**Exercise aim:** Return the full listing exactly as it is written.
________
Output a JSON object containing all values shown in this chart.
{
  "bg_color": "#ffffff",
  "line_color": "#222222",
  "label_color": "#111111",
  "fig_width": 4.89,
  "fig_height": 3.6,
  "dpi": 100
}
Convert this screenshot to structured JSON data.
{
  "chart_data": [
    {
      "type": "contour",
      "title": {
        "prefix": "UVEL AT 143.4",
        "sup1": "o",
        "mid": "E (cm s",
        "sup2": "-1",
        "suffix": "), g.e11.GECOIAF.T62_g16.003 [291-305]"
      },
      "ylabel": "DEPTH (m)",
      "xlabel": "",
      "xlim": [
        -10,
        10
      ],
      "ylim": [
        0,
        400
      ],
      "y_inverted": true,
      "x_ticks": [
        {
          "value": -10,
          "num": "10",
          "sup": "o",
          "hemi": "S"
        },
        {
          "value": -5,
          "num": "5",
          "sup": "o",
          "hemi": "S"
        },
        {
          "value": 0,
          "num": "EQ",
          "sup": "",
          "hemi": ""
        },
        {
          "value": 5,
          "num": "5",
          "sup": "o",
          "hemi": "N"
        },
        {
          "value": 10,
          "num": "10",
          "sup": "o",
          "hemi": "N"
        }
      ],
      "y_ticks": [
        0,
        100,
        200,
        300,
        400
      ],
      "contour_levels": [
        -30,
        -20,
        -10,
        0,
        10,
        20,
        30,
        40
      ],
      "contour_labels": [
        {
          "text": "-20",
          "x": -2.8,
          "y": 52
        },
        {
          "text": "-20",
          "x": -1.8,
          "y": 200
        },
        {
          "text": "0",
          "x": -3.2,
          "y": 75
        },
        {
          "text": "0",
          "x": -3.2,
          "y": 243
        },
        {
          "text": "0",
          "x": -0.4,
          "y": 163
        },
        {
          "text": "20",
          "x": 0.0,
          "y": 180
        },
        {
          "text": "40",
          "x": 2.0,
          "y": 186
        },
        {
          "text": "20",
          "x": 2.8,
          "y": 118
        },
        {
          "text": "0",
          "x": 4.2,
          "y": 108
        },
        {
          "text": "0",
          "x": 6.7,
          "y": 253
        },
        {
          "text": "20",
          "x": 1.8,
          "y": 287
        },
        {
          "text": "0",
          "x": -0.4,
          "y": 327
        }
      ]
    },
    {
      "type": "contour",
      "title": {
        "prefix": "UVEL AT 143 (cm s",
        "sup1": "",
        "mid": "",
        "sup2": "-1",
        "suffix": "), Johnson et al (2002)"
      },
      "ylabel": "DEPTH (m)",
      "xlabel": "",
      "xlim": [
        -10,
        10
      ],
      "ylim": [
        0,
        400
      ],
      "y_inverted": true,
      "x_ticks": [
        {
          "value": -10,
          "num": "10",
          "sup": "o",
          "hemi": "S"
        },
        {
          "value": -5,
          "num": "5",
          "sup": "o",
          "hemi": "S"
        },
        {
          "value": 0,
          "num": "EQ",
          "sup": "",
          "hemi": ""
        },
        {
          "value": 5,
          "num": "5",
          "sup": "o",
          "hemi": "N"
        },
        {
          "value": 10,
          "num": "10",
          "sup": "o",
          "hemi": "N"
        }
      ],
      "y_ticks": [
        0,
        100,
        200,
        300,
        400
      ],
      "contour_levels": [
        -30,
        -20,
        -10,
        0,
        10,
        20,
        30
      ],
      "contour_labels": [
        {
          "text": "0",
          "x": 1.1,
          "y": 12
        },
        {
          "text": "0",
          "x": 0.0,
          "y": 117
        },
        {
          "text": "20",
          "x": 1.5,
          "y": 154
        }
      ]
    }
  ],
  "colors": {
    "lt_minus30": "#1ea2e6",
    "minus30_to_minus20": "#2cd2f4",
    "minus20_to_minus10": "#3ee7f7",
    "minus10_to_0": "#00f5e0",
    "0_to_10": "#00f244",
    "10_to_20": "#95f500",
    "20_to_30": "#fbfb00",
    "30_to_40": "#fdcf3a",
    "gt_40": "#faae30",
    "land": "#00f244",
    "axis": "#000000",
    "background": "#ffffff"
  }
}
________
**Reply:**
Output a JSON object containing all values shown in this chart.
{
  "bg_color": "#ffffff",
  "line_color": "#222222",
  "label_color": "#111111",
  "fig_width": 4.89,
  "fig_height": 3.6,
  "dpi": 100
}
Convert this screenshot to structured JSON data.
{
  "chart_data": [
    {
      "type": "contour",
      "title": {
        "prefix": "UVEL AT 143.4",
        "sup1": "o",
        "mid": "E (cm s",
        "sup2": "-1",
        "suffix": "), g.e11.GECOIAF.T62_g16.003 [291-305]"
      },
      "ylabel": "DEPTH (m)",
      "xlabel": "",
      "xlim": [
        -10,
        10
      ],
      "ylim": [
        0,
        400
      ],
      "y_inverted": true,
      "x_ticks": [
        {
          "value": -10,
          "num": "10",
          "sup": "o",
          "hemi": "S"
        },
        {
          "value": -5,
          "num": "5",
          "sup": "o",
          "hemi": "S"
        },
        {
          "value": 0,
          "num": "EQ",
          "sup": "",
          "hemi": ""
        },
        {
          "value": 5,
          "num": "5",
          "sup": "o",
          "hemi": "N"
        },
        {
          "value": 10,
          "num": "10",
          "sup": "o",
          "hemi": "N"
        }
      ],
      "y_ticks": [
        0,
        100,
        200,
        300,
        400
      ],
      "contour_levels": [
        -30,
        -20,
        -10,
        0,
        10,
        20,
        30,
        40
      ],
      "contour_labels": [
        {
          "text": "-20",
          "x": -2.8,
          "y": 52
        },
        {
          "text": "-20",
          "x": -1.8,
          "y": 200
        },
        {
          "text": "0",
          "x": -3.2,
          "y": 75
        },
        {
          "text": "0",
          "x": -3.2,
          "y": 243
        },
        {
          "text": "0",
          "x": -0.4,
          "y": 163
        },
        {
          "text": "20",
          "x": 0.0,
          "y": 180
        },
        {
          "text": "40",
          "x": 2.0,
          "y": 186
        },
        {
          "text": "20",
          "x": 2.8,
          "y": 118
        },
        {
          "text": "0",
          "x": 4.2,
          "y": 108
        },
        {
          "text": "0",
          "x": 6.7,
          "y": 253
        },
        {
          "text": "20",
          "x": 1.8,
          "y": 287
        },
        {
          "text": "0",
          "x": -0.4,
          "y": 327
        }
      ]
    },
    {
      "type": "contour",
      "title": {
        "prefix": "UVEL AT 143 (cm s",
        "sup1": "",
        "mid": "",
        "sup2": "-1",
        "suffix": "), Johnson et al (2002)"
      },
      "ylabel": "DEPTH (m)",
      "xlabel": "",
      "xlim": [
        -10,
        10
      ],
      "ylim": [
        0,
        400
      ],
      "y_inverted": true,
      "x_ticks": [
        {
          "value": -10,
          "num": "10",
          "sup": "o",
          "hemi": "S"
        },
        {
          "value": -5,
          "num": "5",
          "sup": "o",
          "hemi": "S"
        },
        {
          "value": 0,
          "num": "EQ",
          "sup": "",
          "hemi": ""
        },
        {
          "value": 5,
          "num": "5",
          "sup": "o",
          "hemi": "N"
        },
        {
          "value": 10,
          "num": "10",
          "sup": "o",
          "hemi": "N"
        }
      ],
      "y_ticks": [
        0,
        100,
        200,
        300,
        400
      ],
      "contour_levels": [
        -30,
        -20,
        -10,
        0,
        10,
        20,
        30
      ],
      "contour_labels": [
        {
          "text": "0",
          "x": 1.1,
          "y": 12
        },
        {
          "text": "0",
          "x": 0.0,
          "y": 117
        },
        {
          "text": "20",
          "x": 1.5,
          "y": 154
        }
      ]
    }
  ],
  "colors": {
    "lt_minus30": "#1ea2e6",
    "minus30_to_minus20": "#2cd2f4",
    "minus20_to_minus10": "#3ee7f7",
    "minus10_to_0": "#00f5e0",
    "0_to_10": "#00f244",
    "10_to_20": "#95f500",
    "20_to_30": "#fbfb00",
    "30_to_40": "#fdcf3a",
    "gt_40": "#faae30",
    "land": "#00f244",
    "axis": "#000000",
    "background": "#ffffff"
  }
}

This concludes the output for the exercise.